• STORED RECORDS:
════════════════════

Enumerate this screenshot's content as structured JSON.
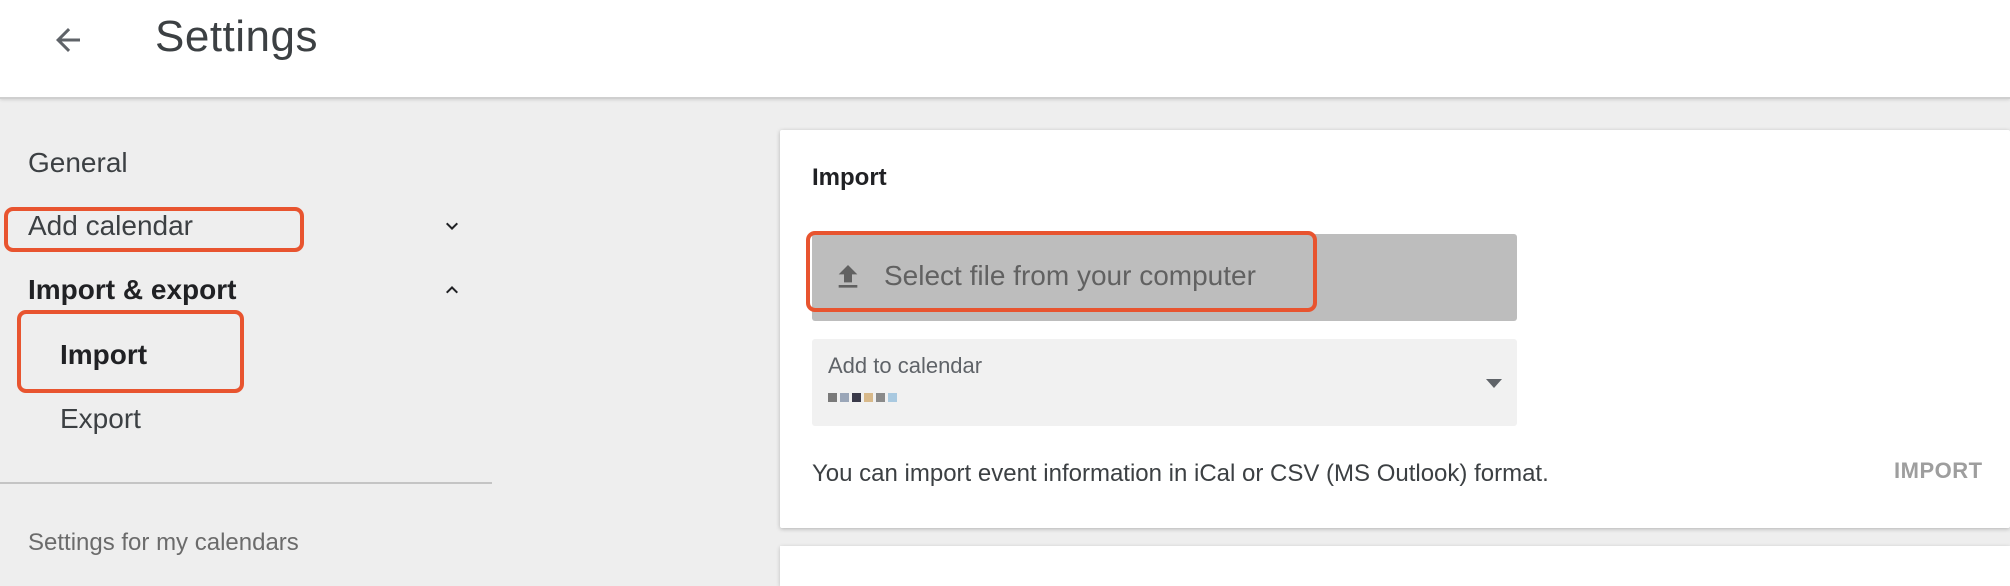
{
  "header": {
    "back_icon": "arrow-back-icon",
    "title": "Settings"
  },
  "sidebar": {
    "items": [
      {
        "label": "General"
      },
      {
        "label": "Add calendar",
        "icon": "chevron-down-icon"
      },
      {
        "label": "Import & export",
        "icon": "chevron-up-icon"
      },
      {
        "label": "Import"
      },
      {
        "label": "Export"
      }
    ],
    "section_label": "Settings for my calendars"
  },
  "import_card": {
    "title": "Import",
    "file_button": {
      "icon": "upload-icon",
      "label": "Select file from your computer"
    },
    "calendar_select": {
      "label": "Add to calendar"
    },
    "info_text": "You can import event information in iCal or CSV (MS Outlook) format.",
    "import_button": "IMPORT"
  },
  "colors": {
    "highlight": "#e8542f",
    "file_button_bg": "#bdbdbd",
    "page_bg": "#eeeeee"
  }
}
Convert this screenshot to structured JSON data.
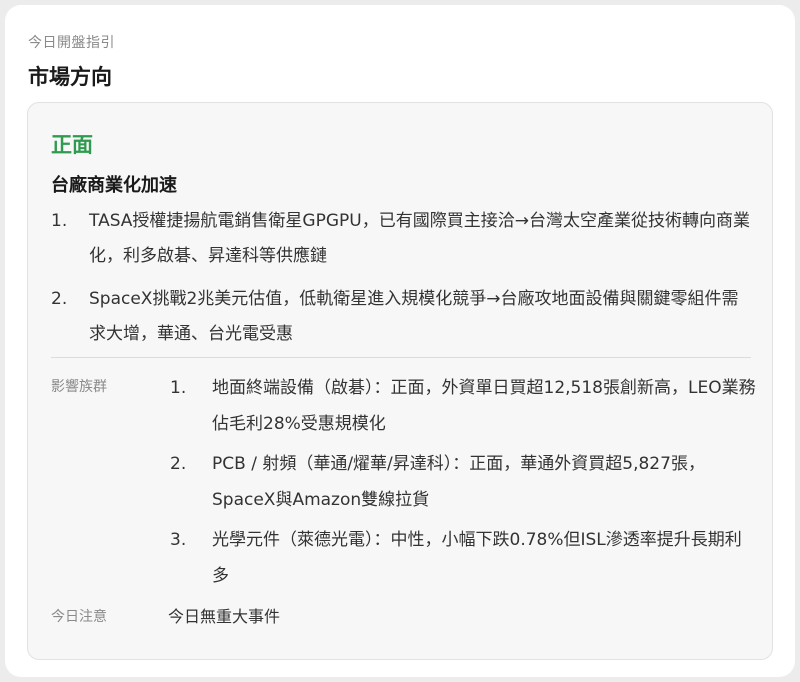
{
  "header": {
    "eyebrow": "今日開盤指引",
    "title": "市場方向"
  },
  "summary": {
    "sentiment": "正面",
    "sentiment_color": "#2e9b50",
    "headline": "台廠商業化加速",
    "points": [
      {
        "num": "1.",
        "text": "TASA授權捷揚航電銷售衛星GPGPU，已有國際買主接洽→台灣太空產業從技術轉向商業化，利多啟碁、昇達科等供應鏈"
      },
      {
        "num": "2.",
        "text": "SpaceX挑戰2兆美元估值，低軌衛星進入規模化競爭→台廠攻地面設備與關鍵零組件需求大增，華通、台光電受惠"
      }
    ]
  },
  "impact": {
    "label": "影響族群",
    "items": [
      {
        "num": "1.",
        "text": "地面終端設備（啟碁）：正面，外資單日買超12,518張創新高，LEO業務佔毛利28%受惠規模化"
      },
      {
        "num": "2.",
        "text": "PCB / 射頻（華通/燿華/昇達科）：正面，華通外資買超5,827張，SpaceX與Amazon雙線拉貨"
      },
      {
        "num": "3.",
        "text": "光學元件（萊德光電）：中性，小幅下跌0.78%但ISL滲透率提升長期利多"
      }
    ]
  },
  "notice": {
    "label": "今日注意",
    "text": "今日無重大事件"
  }
}
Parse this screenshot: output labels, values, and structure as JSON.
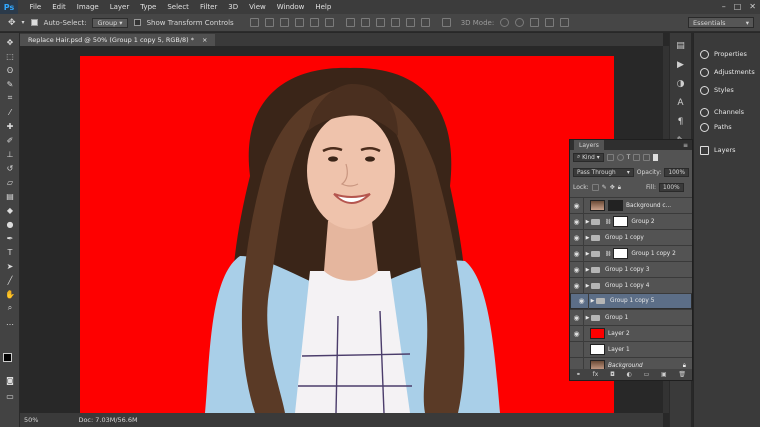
{
  "app": {
    "logo": "Ps"
  },
  "menu": [
    "File",
    "Edit",
    "Image",
    "Layer",
    "Type",
    "Select",
    "Filter",
    "3D",
    "View",
    "Window",
    "Help"
  ],
  "window_controls": [
    "–",
    "□",
    "✕"
  ],
  "options": {
    "auto_select_label": "Auto-Select:",
    "auto_select_value": "Group",
    "show_transform_label": "Show Transform Controls",
    "mode_3d_label": "3D Mode:",
    "workspace": "Essentials"
  },
  "document_tab": {
    "title": "Replace Hair.psd @ 50% (Group 1 copy 5, RGB/8) *",
    "close": "×"
  },
  "status": {
    "zoom": "50%",
    "doc": "Doc: 7.03M/56.6M"
  },
  "right_panel": [
    {
      "label": "Properties",
      "icon": "properties-icon"
    },
    {
      "label": "Adjustments",
      "icon": "adjustments-icon"
    },
    {
      "label": "Styles",
      "icon": "styles-icon"
    },
    {
      "label": "Channels",
      "icon": "channels-icon"
    },
    {
      "label": "Paths",
      "icon": "paths-icon"
    },
    {
      "label": "Layers",
      "icon": "layers-icon"
    }
  ],
  "layers_panel": {
    "tab": "Layers",
    "kind_label": "Kind",
    "blend_mode": "Pass Through",
    "opacity_label": "Opacity:",
    "opacity_value": "100%",
    "lock_label": "Lock:",
    "fill_label": "Fill:",
    "fill_value": "100%",
    "layers": [
      {
        "name": "Background c...",
        "type": "image",
        "visible": true,
        "selected": false,
        "mask": true
      },
      {
        "name": "Group 2",
        "type": "group",
        "visible": true,
        "selected": false,
        "mask": true
      },
      {
        "name": "Group 1 copy",
        "type": "group",
        "visible": true,
        "selected": false,
        "mask": false
      },
      {
        "name": "Group 1 copy 2",
        "type": "group",
        "visible": true,
        "selected": false,
        "mask": true
      },
      {
        "name": "Group 1 copy 3",
        "type": "group",
        "visible": true,
        "selected": false,
        "mask": false
      },
      {
        "name": "Group 1 copy 4",
        "type": "group",
        "visible": true,
        "selected": false,
        "mask": false
      },
      {
        "name": "Group 1 copy 5",
        "type": "group",
        "visible": true,
        "selected": true,
        "mask": false
      },
      {
        "name": "Group 1",
        "type": "group",
        "visible": true,
        "selected": false,
        "mask": false
      },
      {
        "name": "Layer 2",
        "type": "fill",
        "visible": true,
        "selected": false,
        "color": "#fe0000"
      },
      {
        "name": "Layer 1",
        "type": "fill",
        "visible": false,
        "selected": false,
        "color": "#ffffff"
      },
      {
        "name": "Background",
        "type": "image",
        "visible": false,
        "selected": false,
        "locked": true,
        "italic": true
      }
    ]
  },
  "colors": {
    "canvas_background": "#fe0000",
    "selection": "#5c6e87",
    "ui_dark": "#282828"
  }
}
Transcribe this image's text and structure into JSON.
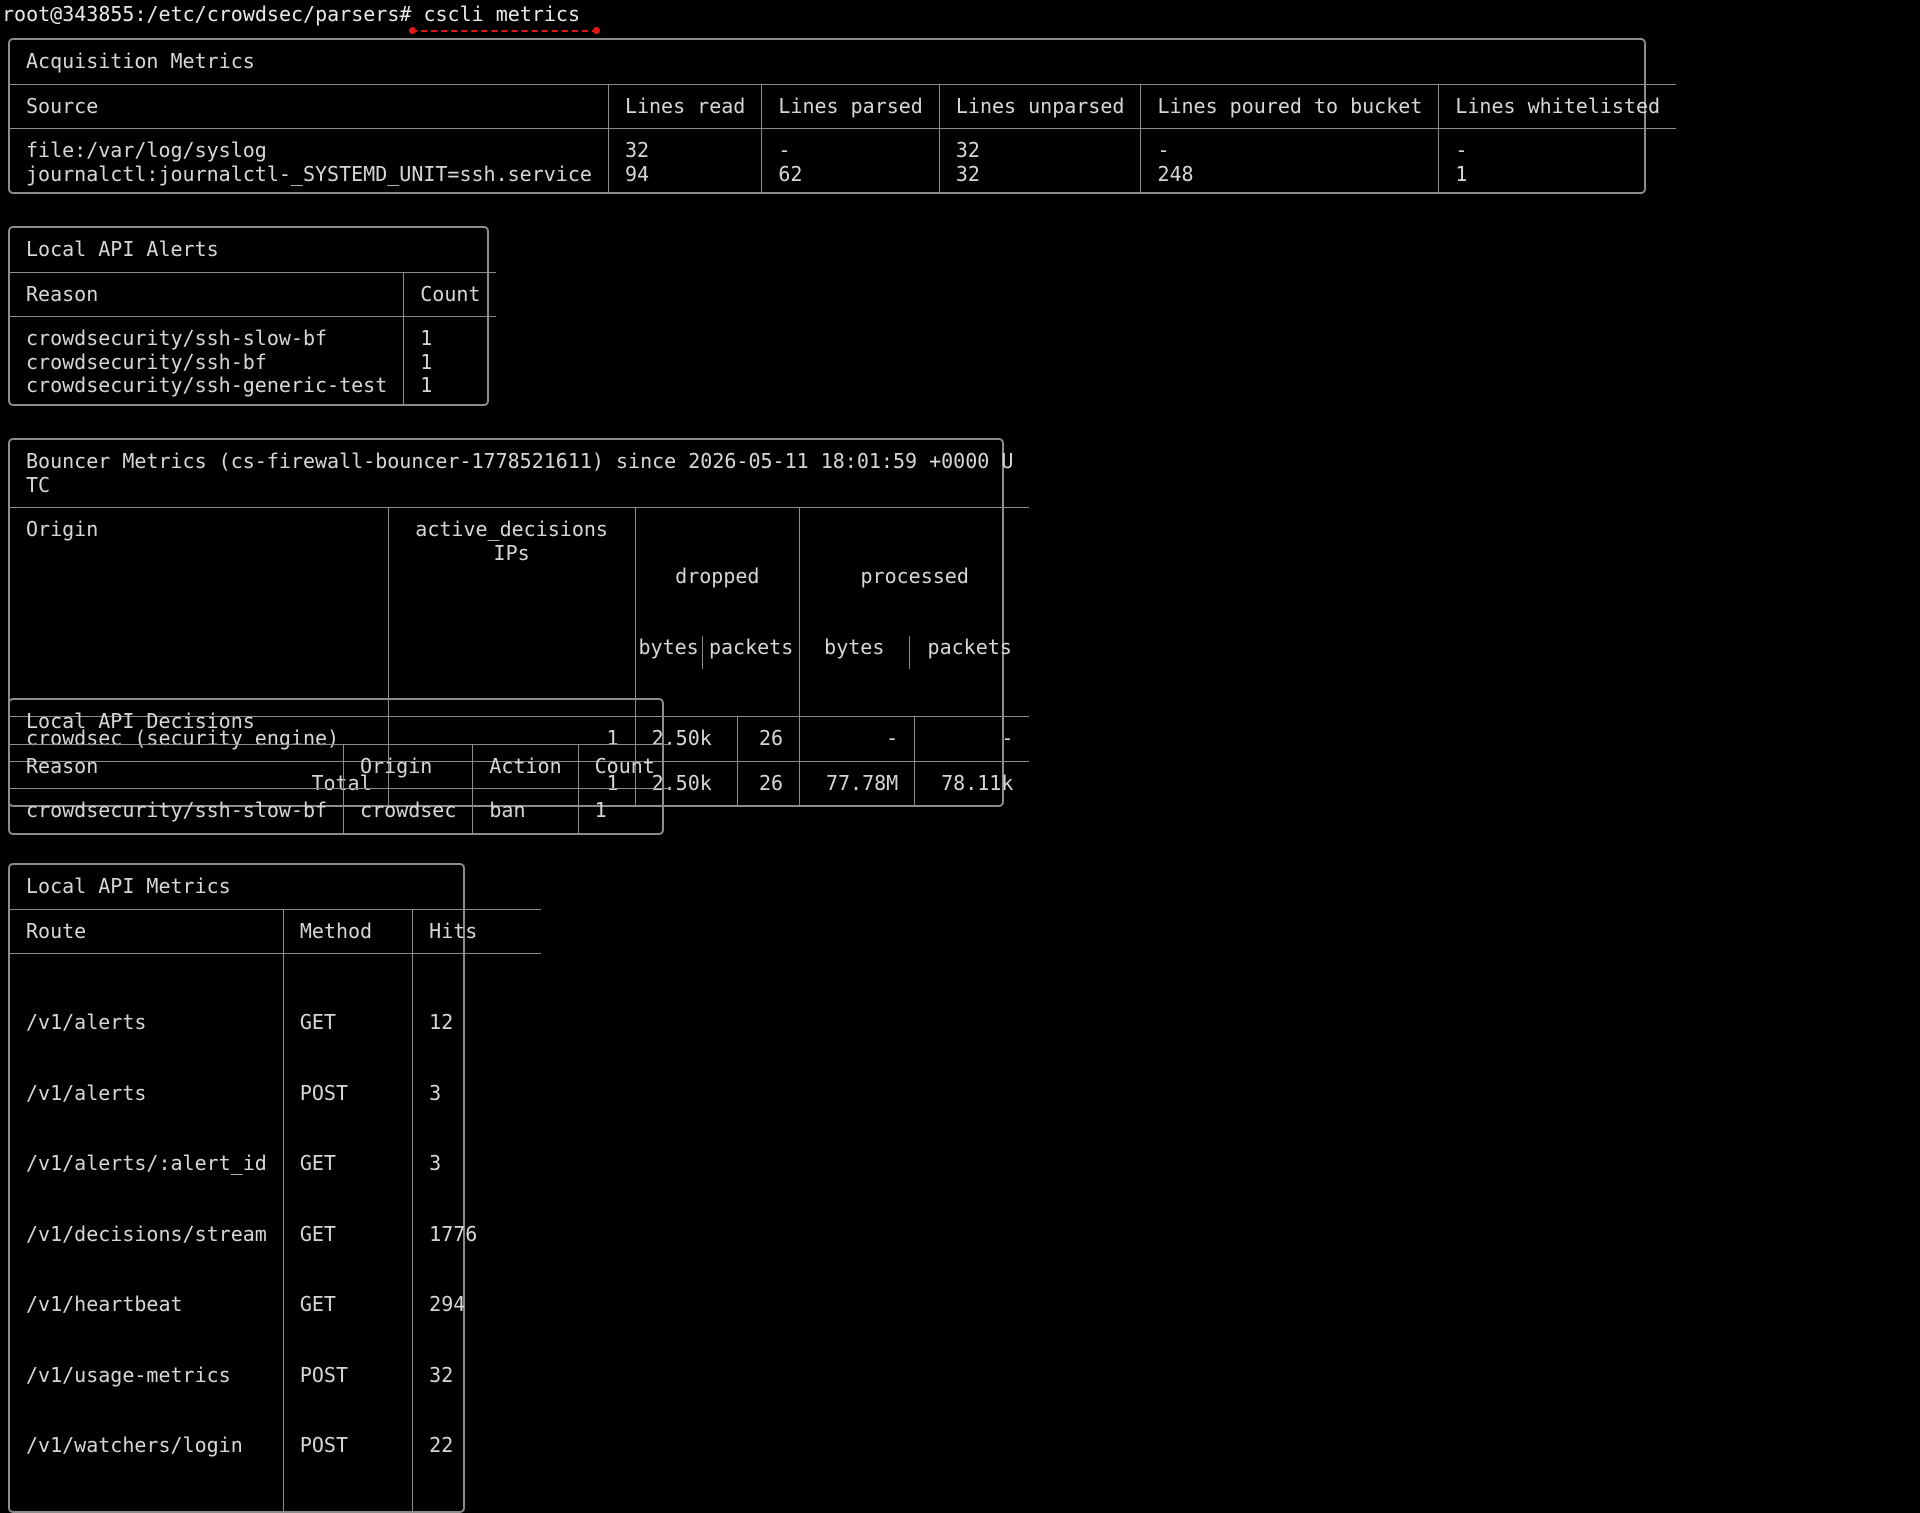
{
  "terminal": {
    "prompt": "root@343855:/etc/crowdsec/parsers#",
    "command": "cscli metrics"
  },
  "acquisition": {
    "title": "Acquisition Metrics",
    "headers": [
      "Source",
      "Lines read",
      "Lines parsed",
      "Lines unparsed",
      "Lines poured to bucket",
      "Lines whitelisted"
    ],
    "rows": [
      [
        "file:/var/log/syslog",
        "32",
        "-",
        "32",
        "-",
        "-"
      ],
      [
        "journalctl:journalctl-_SYSTEMD_UNIT=ssh.service",
        "94",
        "62",
        "32",
        "248",
        "1"
      ]
    ]
  },
  "alerts": {
    "title": "Local API Alerts",
    "headers": [
      "Reason",
      "Count"
    ],
    "rows": [
      [
        "crowdsecurity/ssh-slow-bf",
        "1"
      ],
      [
        "crowdsecurity/ssh-bf",
        "1"
      ],
      [
        "crowdsecurity/ssh-generic-test",
        "1"
      ]
    ]
  },
  "bouncer": {
    "title_line1": "Bouncer Metrics (cs-firewall-bouncer-1778521611) since 2026-05-11 18:01:59 +0000 U",
    "title_line2": "TC",
    "headers": {
      "origin": "Origin",
      "active_top": "active_decisions",
      "active_sub": "IPs",
      "dropped": "dropped",
      "processed": "processed",
      "bytes": "bytes",
      "packets": "packets"
    },
    "rows": [
      {
        "origin": "crowdsec (security engine)",
        "active": "1",
        "dropped_bytes": "2.50k",
        "dropped_packets": "26",
        "processed_bytes": "-",
        "processed_packets": "-"
      },
      {
        "origin": "Total",
        "active": "1",
        "dropped_bytes": "2.50k",
        "dropped_packets": "26",
        "processed_bytes": "77.78M",
        "processed_packets": "78.11k"
      }
    ]
  },
  "decisions": {
    "title": "Local API Decisions",
    "headers": [
      "Reason",
      "Origin",
      "Action",
      "Count"
    ],
    "rows": [
      [
        "crowdsecurity/ssh-slow-bf",
        "crowdsec",
        "ban",
        "1"
      ]
    ]
  },
  "lapi": {
    "title": "Local API Metrics",
    "headers": [
      "Route",
      "Method",
      "Hits"
    ],
    "rows": [
      [
        "/v1/alerts",
        "GET",
        "12"
      ],
      [
        "/v1/alerts",
        "POST",
        "3"
      ],
      [
        "/v1/alerts/:alert_id",
        "GET",
        "3"
      ],
      [
        "/v1/decisions/stream",
        "GET",
        "1776"
      ],
      [
        "/v1/heartbeat",
        "GET",
        "294"
      ],
      [
        "/v1/usage-metrics",
        "POST",
        "32"
      ],
      [
        "/v1/watchers/login",
        "POST",
        "22"
      ]
    ]
  },
  "colors": {
    "background": "#000000",
    "text": "#d6d6d6",
    "border": "#8c8c8c",
    "annotation": "#e01919"
  }
}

════════════════════

Extract each line from the listing that holds the word "icon".

• WRITTEN REPLY:
    "back_icon": "arrow-back-icon",
        "icon": "chevron-down-icon"
        "icon": "chevron-up-icon"
      "icon": "upload-icon",
      "icon": "properties-icon"
      "icon": "adjustments-icon"
      "icon": "styles-icon"
      "icon": "channels-icon"
      "icon": "paths-icon"
      "icon": "layers-icon"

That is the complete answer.